Exercise = Copy every line from the records below that carries the word "Bindewald".
---------------
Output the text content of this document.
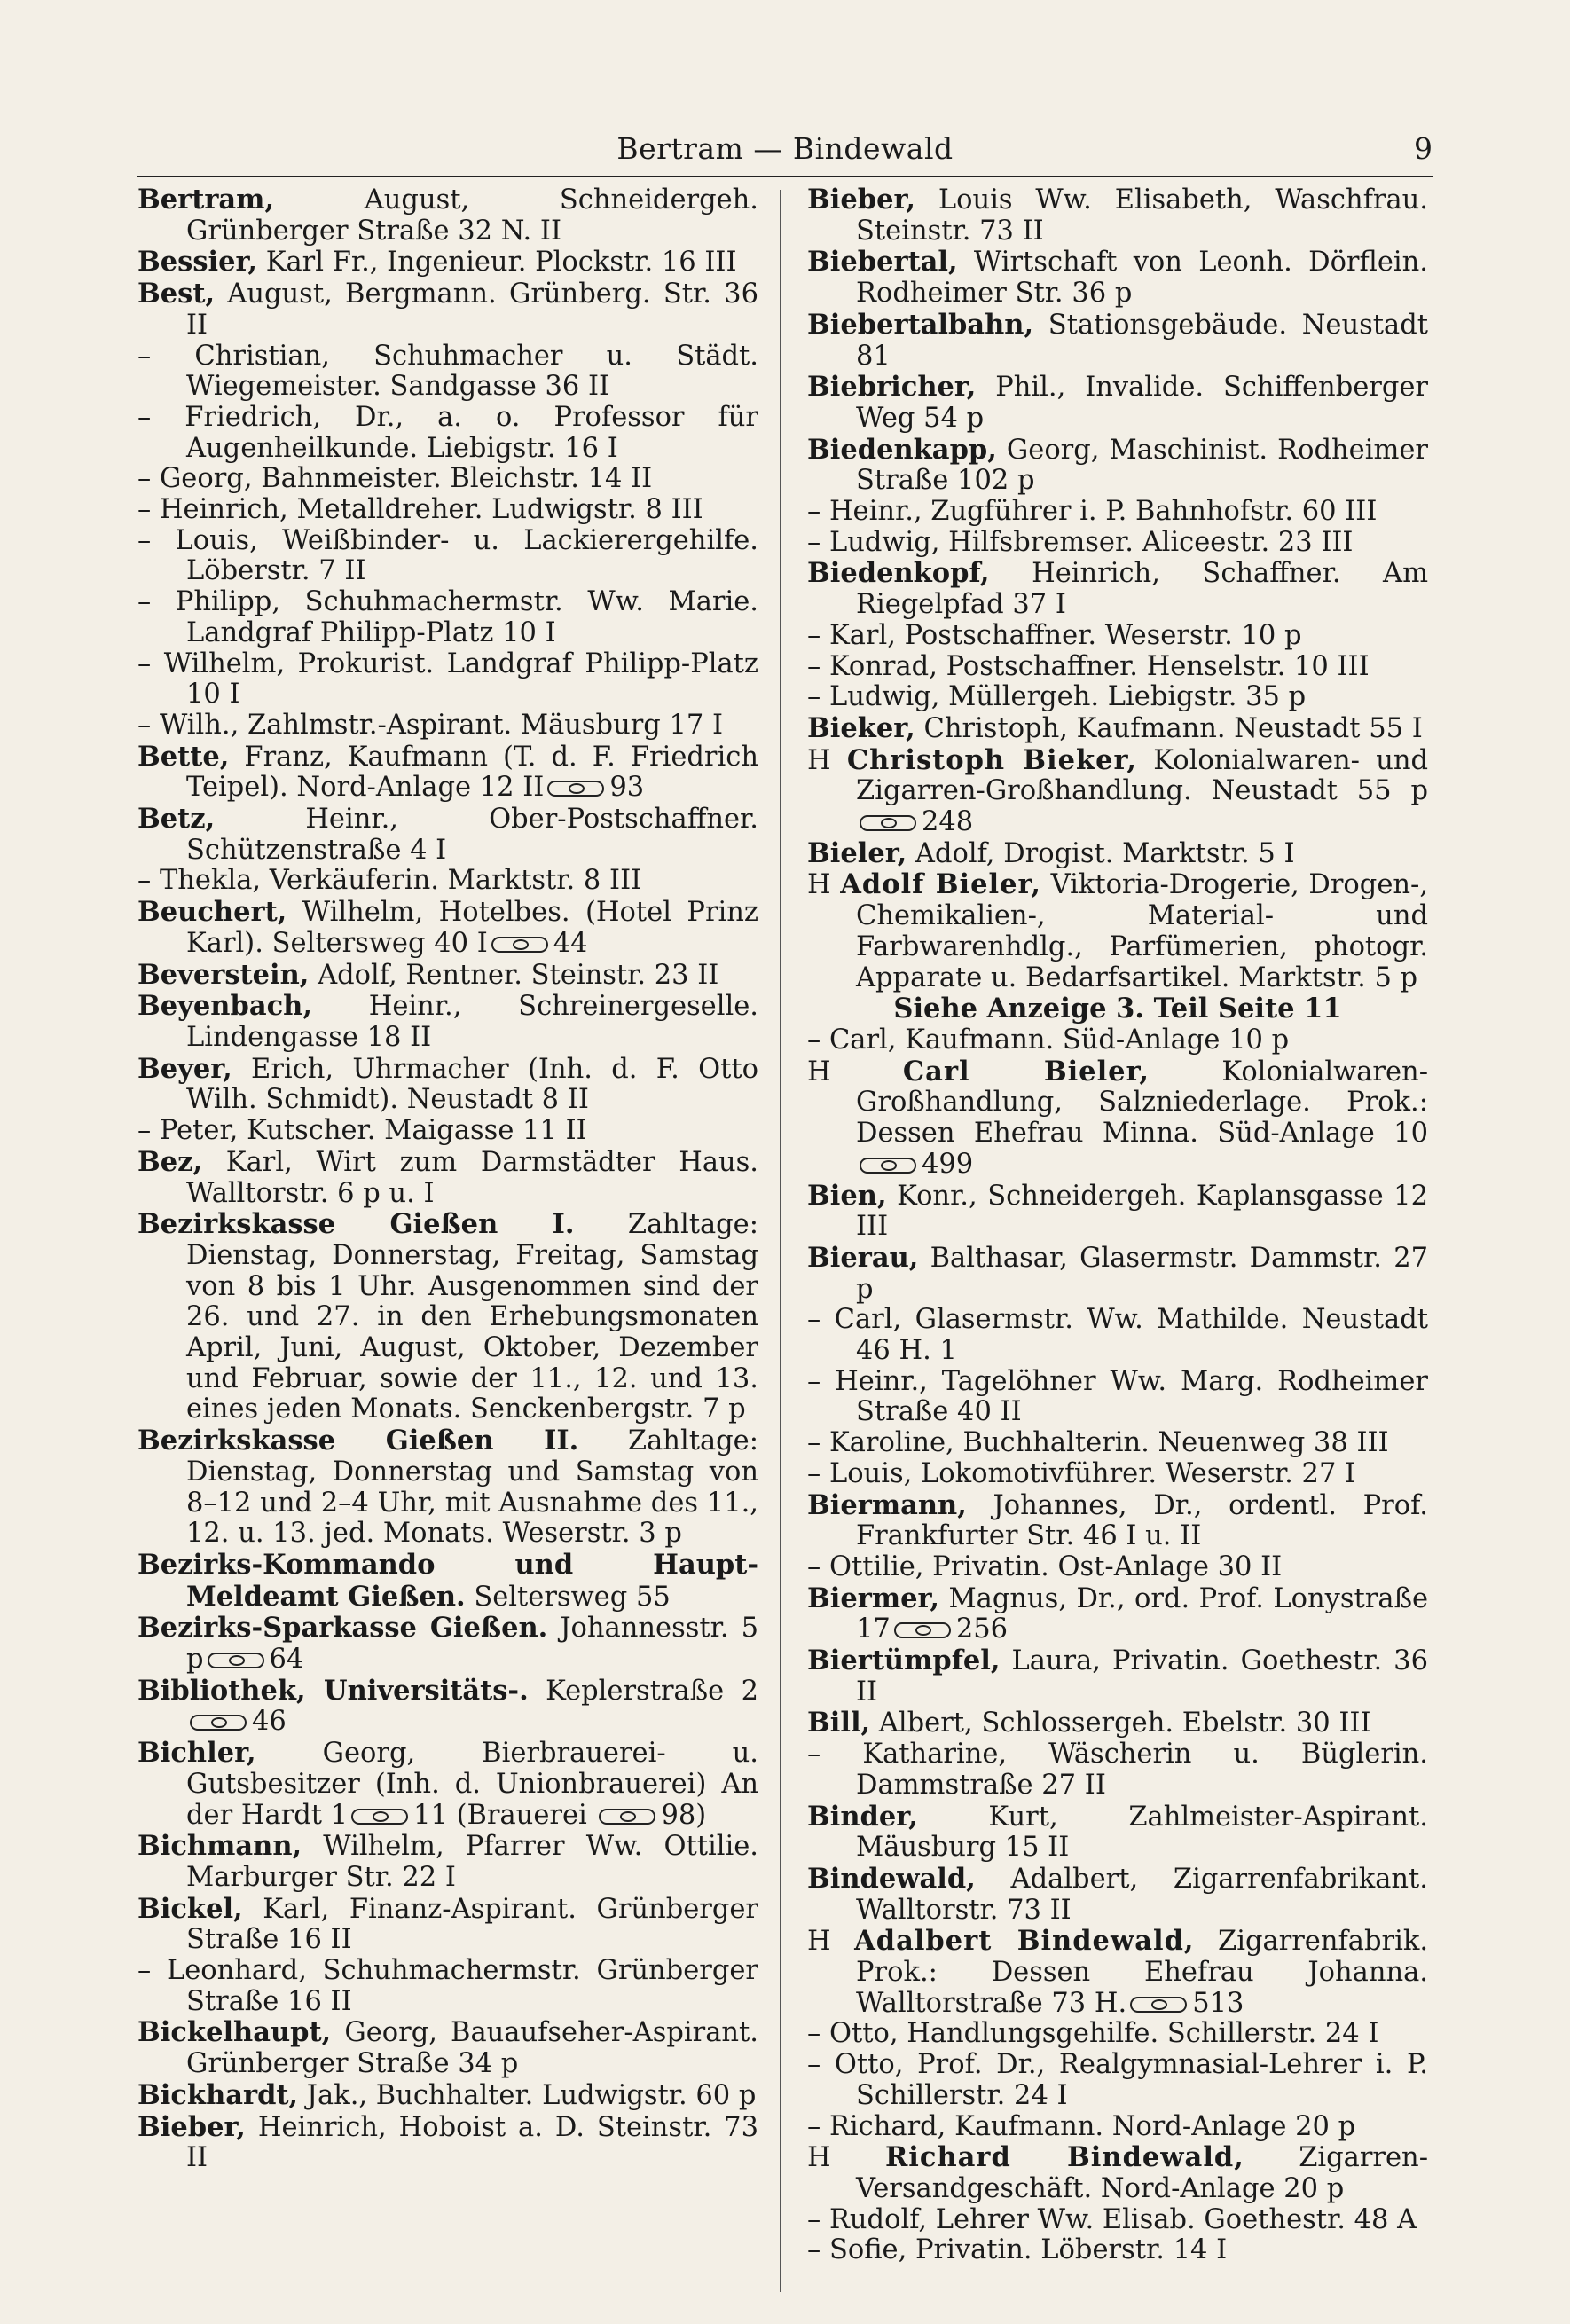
Bertram — Bindewald	9

Bertram, August, Schneidergeh. Grünberger Straße 32 N. II

Bessier, Karl Fr., Ingenieur. Plockstr. 16 III

Best, August, Bergmann. Grünberg. Str. 36 II

– Christian, Schuhmacher u. Städt. Wiegemeister. Sandgasse 36 II

– Friedrich, Dr., a. o. Professor für Augenheilkunde. Liebigstr. 16 I

– Georg, Bahnmeister. Bleichstr. 14 II

– Heinrich, Metalldreher. Ludwigstr. 8 III

– Louis, Weißbinder- u. Lackierergehilfe. Löberstr. 7 II

– Philipp, Schuhmachermstr. Ww. Marie. Landgraf Philipp-Platz 10 I

– Wilhelm, Prokurist. Landgraf Philipp-Platz 10 I

– Wilh., Zahlmstr.-Aspirant. Mäusburg 17 I

Bette, Franz, Kaufmann (T. d. F. Friedrich Teipel). Nord-Anlage 12 II 93

Betz, Heinr., Ober-Postschaffner. Schützenstraße 4 I

– Thekla, Verkäuferin. Marktstr. 8 III

Beuchert, Wilhelm, Hotelbes. (Hotel Prinz Karl). Seltersweg 40 I 44

Beverstein, Adolf, Rentner. Steinstr. 23 II

Beyenbach, Heinr., Schreinergeselle. Lindengasse 18 II

Beyer, Erich, Uhrmacher (Inh. d. F. Otto Wilh. Schmidt). Neustadt 8 II

– Peter, Kutscher. Maigasse 11 II

Bez, Karl, Wirt zum Darmstädter Haus. Walltorstr. 6 p u. I

Bezirkskasse Gießen I. Zahltage: Dienstag, Donnerstag, Freitag, Samstag von 8 bis 1 Uhr. Ausgenommen sind der 26. und 27. in den Erhebungsmonaten April, Juni, August, Oktober, Dezember und Februar, sowie der 11., 12. und 13. eines jeden Monats. Senckenbergstr. 7 p

Bezirkskasse Gießen II. Zahltage: Dienstag, Donnerstag und Samstag von 8–12 und 2–4 Uhr, mit Ausnahme des 11., 12. u. 13. jed. Monats. Weserstr. 3 p

Bezirks-Kommando und Haupt-Meldeamt Gießen. Seltersweg 55

Bezirks-Sparkasse Gießen. Johannesstr. 5 p 64

Bibliothek, Universitäts-. Keplerstraße 246

Bichler, Georg, Bierbrauerei- u. Gutsbesitzer (Inh. d. Unionbrauerei) An der Hardt 1 11 (Brauerei	98)

Bichmann, Wilhelm, Pfarrer Ww. Ottilie. Marburger Str. 22 I

Bickel, Karl, Finanz-Aspirant. Grünberger Straße 16 II

– Leonhard, Schuhmachermstr. Grünberger Straße 16 II

Bickelhaupt, Georg, Bauaufseher-Aspirant. Grünberger Straße 34 p

Bickhardt, Jak., Buchhalter. Ludwigstr. 60 p

Bieber, Heinrich, Hoboist a. D. Steinstr. 73 II

Bieber, Louis Ww. Elisabeth, Waschfrau. Steinstr. 73 II

Biebertal, Wirtschaft von Leonh. Dörflein. Rodheimer Str. 36 p

Biebertalbahn, Stationsgebäude. Neustadt 81

Biebricher, Phil., Invalide. Schiffenberger Weg 54 p

Biedenkapp, Georg, Maschinist. Rodheimer Straße 102 p

– Heinr., Zugführer i. P. Bahnhofstr. 60 III

– Ludwig, Hilfsbremser. Aliceestr. 23 III

Biedenkopf, Heinrich, Schaffner. Am Riegelpfad 37 I

– Karl, Postschaffner. Weserstr. 10 p

– Konrad, Postschaffner. Henselstr. 10 III

– Ludwig, Müllergeh. Liebigstr. 35 p

Bieker, Christoph, Kaufmann. Neustadt 55 I

H Christoph Bieker, Kolonialwaren- und Zigarren-Großhandlung. Neustadt 55 p248

Bieler, Adolf, Drogist. Marktstr. 5 I

H Adolf Bieler, Viktoria-Drogerie, Drogen-, Chemikalien-, Material- und Farbwarenhdlg., Parfümerien, photogr. Apparate u. Bedarfsartikel. Marktstr. 5 p

Siehe Anzeige 3. Teil Seite 11

– Carl, Kaufmann. Süd-Anlage 10 p

H Carl Bieler, Kolonialwaren-Großhandlung, Salzniederlage. Prok.: Dessen Ehefrau Minna. Süd-Anlage 10499

Bien, Konr., Schneidergeh. Kaplansgasse 12 III

Bierau, Balthasar, Glasermstr. Dammstr. 27 p

– Carl, Glasermstr. Ww. Mathilde. Neustadt 46 H. 1

– Heinr., Tagelöhner Ww. Marg. Rodheimer Straße 40 II

– Karoline, Buchhalterin. Neuenweg 38 III

– Louis, Lokomotivführer. Weserstr. 27 I

Biermann, Johannes, Dr., ordentl. Prof. Frankfurter Str. 46 I u. II

– Ottilie, Privatin. Ost-Anlage 30 II

Biermer, Magnus, Dr., ord. Prof. Lonystraße 17 256

Biertümpfel, Laura, Privatin. Goethestr. 36 II

Bill, Albert, Schlossergeh. Ebelstr. 30 III

– Katharine, Wäscherin u. Büglerin. Dammstraße 27 II

Binder, Kurt, Zahlmeister-Aspirant. Mäusburg 15 II

Bindewald, Adalbert, Zigarrenfabrikant. Walltorstr. 73 II

H Adalbert Bindewald, Zigarrenfabrik. Prok.: Dessen Ehefrau Johanna. Walltorstraße 73 H. 513

– Otto, Handlungsgehilfe. Schillerstr. 24 I

– Otto, Prof. Dr., Realgymnasial-Lehrer i. P. Schillerstr. 24 I

– Richard, Kaufmann. Nord-Anlage 20 p

H Richard Bindewald, Zigarren-Versandgeschäft. Nord-Anlage 20 p

– Rudolf, Lehrer Ww. Elisab. Goethestr. 48 A

– Sofie, Privatin. Löberstr. 14 I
---------------
Exercise solution =
Bertram — Bindewald	9
Bindewald, Adalbert, Zigarrenfabrikant. Walltorstr. 73 II
H Adalbert Bindewald, Zigarrenfabrik. Prok.: Dessen Ehefrau Johanna. Walltorstraße 73 H. 513
H Richard Bindewald, Zigarren-Versandgeschäft. Nord-Anlage 20 p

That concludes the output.